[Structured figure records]
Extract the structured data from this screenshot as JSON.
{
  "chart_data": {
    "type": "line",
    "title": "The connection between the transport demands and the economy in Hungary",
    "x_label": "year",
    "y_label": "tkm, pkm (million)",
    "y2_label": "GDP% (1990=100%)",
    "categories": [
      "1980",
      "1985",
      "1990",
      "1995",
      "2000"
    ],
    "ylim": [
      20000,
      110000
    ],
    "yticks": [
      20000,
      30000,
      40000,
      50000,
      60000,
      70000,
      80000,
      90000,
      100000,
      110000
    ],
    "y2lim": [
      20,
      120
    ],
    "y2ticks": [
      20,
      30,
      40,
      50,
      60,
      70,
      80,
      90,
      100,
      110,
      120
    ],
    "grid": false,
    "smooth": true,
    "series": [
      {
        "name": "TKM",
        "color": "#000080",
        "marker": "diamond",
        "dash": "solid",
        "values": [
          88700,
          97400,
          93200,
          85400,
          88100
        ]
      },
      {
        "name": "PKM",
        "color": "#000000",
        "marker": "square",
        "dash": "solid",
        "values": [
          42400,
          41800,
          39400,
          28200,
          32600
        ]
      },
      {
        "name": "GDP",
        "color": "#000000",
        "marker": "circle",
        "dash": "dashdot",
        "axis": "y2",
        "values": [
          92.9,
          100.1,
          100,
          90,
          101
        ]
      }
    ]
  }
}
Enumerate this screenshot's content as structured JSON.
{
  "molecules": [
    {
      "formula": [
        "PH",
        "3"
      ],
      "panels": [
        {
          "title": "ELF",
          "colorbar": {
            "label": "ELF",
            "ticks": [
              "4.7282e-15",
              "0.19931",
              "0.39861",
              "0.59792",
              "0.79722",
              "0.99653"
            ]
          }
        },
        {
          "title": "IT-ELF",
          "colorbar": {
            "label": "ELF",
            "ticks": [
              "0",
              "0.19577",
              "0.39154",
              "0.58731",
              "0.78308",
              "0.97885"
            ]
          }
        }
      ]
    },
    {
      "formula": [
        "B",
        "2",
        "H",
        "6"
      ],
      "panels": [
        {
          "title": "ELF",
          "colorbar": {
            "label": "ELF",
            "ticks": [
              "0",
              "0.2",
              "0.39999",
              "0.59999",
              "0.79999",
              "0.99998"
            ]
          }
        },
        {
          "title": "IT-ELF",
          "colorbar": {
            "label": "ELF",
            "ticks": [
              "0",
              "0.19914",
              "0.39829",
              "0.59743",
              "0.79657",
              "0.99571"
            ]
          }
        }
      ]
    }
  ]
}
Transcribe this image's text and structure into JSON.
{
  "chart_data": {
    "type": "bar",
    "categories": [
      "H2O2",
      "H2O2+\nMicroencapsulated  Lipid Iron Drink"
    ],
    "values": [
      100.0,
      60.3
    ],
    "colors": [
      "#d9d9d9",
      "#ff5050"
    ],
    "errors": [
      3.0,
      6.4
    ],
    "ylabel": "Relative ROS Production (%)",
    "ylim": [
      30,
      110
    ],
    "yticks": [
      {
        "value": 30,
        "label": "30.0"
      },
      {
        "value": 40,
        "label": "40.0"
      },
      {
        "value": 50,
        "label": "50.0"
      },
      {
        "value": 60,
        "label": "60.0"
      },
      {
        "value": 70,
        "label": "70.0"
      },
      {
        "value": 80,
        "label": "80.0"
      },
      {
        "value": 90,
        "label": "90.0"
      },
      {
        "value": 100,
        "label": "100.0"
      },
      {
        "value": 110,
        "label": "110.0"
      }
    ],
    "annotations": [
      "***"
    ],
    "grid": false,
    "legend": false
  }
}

Request | Recopy the entries above exactly, with every line included.

Solution for this exercise |
Extract the structured data from this screenshot as JSON.
{
  "chart_data": {
    "type": "line",
    "title": "The connection between the transport demands and the economy in Hungary",
    "x_label": "year",
    "y_label": "tkm, pkm (million)",
    "y2_label": "GDP% (1990=100%)",
    "categories": [
      "1980",
      "1985",
      "1990",
      "1995",
      "2000"
    ],
    "ylim": [
      20000,
      110000
    ],
    "yticks": [
      20000,
      30000,
      40000,
      50000,
      60000,
      70000,
      80000,
      90000,
      100000,
      110000
    ],
    "y2lim": [
      20,
      120
    ],
    "y2ticks": [
      20,
      30,
      40,
      50,
      60,
      70,
      80,
      90,
      100,
      110,
      120
    ],
    "grid": false,
    "smooth": true,
    "series": [
      {
        "name": "TKM",
        "color": "#000080",
        "marker": "diamond",
        "dash": "solid",
        "values": [
          88700,
          97400,
          93200,
          85400,
          88100
        ]
      },
      {
        "name": "PKM",
        "color": "#000000",
        "marker": "square",
        "dash": "solid",
        "values": [
          42400,
          41800,
          39400,
          28200,
          32600
        ]
      },
      {
        "name": "GDP",
        "color": "#000000",
        "marker": "circle",
        "dash": "dashdot",
        "axis": "y2",
        "values": [
          92.9,
          100.1,
          100,
          90,
          101
        ]
      }
    ]
  }
}
Enumerate this screenshot's content as structured JSON.
{
  "molecules": [
    {
      "formula": [
        "PH",
        "3"
      ],
      "panels": [
        {
          "title": "ELF",
          "colorbar": {
            "label": "ELF",
            "ticks": [
              "4.7282e-15",
              "0.19931",
              "0.39861",
              "0.59792",
              "0.79722",
              "0.99653"
            ]
          }
        },
        {
          "title": "IT-ELF",
          "colorbar": {
            "label": "ELF",
            "ticks": [
              "0",
              "0.19577",
              "0.39154",
              "0.58731",
              "0.78308",
              "0.97885"
            ]
          }
        }
      ]
    },
    {
      "formula": [
        "B",
        "2",
        "H",
        "6"
      ],
      "panels": [
        {
          "title": "ELF",
          "colorbar": {
            "label": "ELF",
            "ticks": [
              "0",
              "0.2",
              "0.39999",
              "0.59999",
              "0.79999",
              "0.99998"
            ]
          }
        },
        {
          "title": "IT-ELF",
          "colorbar": {
            "label": "ELF",
            "ticks": [
              "0",
              "0.19914",
              "0.39829",
              "0.59743",
              "0.79657",
              "0.99571"
            ]
          }
        }
      ]
    }
  ]
}
Transcribe this image's text and structure into JSON.
{
  "chart_data": {
    "type": "bar",
    "categories": [
      "H2O2",
      "H2O2+\nMicroencapsulated  Lipid Iron Drink"
    ],
    "values": [
      100.0,
      60.3
    ],
    "colors": [
      "#d9d9d9",
      "#ff5050"
    ],
    "errors": [
      3.0,
      6.4
    ],
    "ylabel": "Relative ROS Production (%)",
    "ylim": [
      30,
      110
    ],
    "yticks": [
      {
        "value": 30,
        "label": "30.0"
      },
      {
        "value": 40,
        "label": "40.0"
      },
      {
        "value": 50,
        "label": "50.0"
      },
      {
        "value": 60,
        "label": "60.0"
      },
      {
        "value": 70,
        "label": "70.0"
      },
      {
        "value": 80,
        "label": "80.0"
      },
      {
        "value": 90,
        "label": "90.0"
      },
      {
        "value": 100,
        "label": "100.0"
      },
      {
        "value": 110,
        "label": "110.0"
      }
    ],
    "annotations": [
      "***"
    ],
    "grid": false,
    "legend": false
  }
}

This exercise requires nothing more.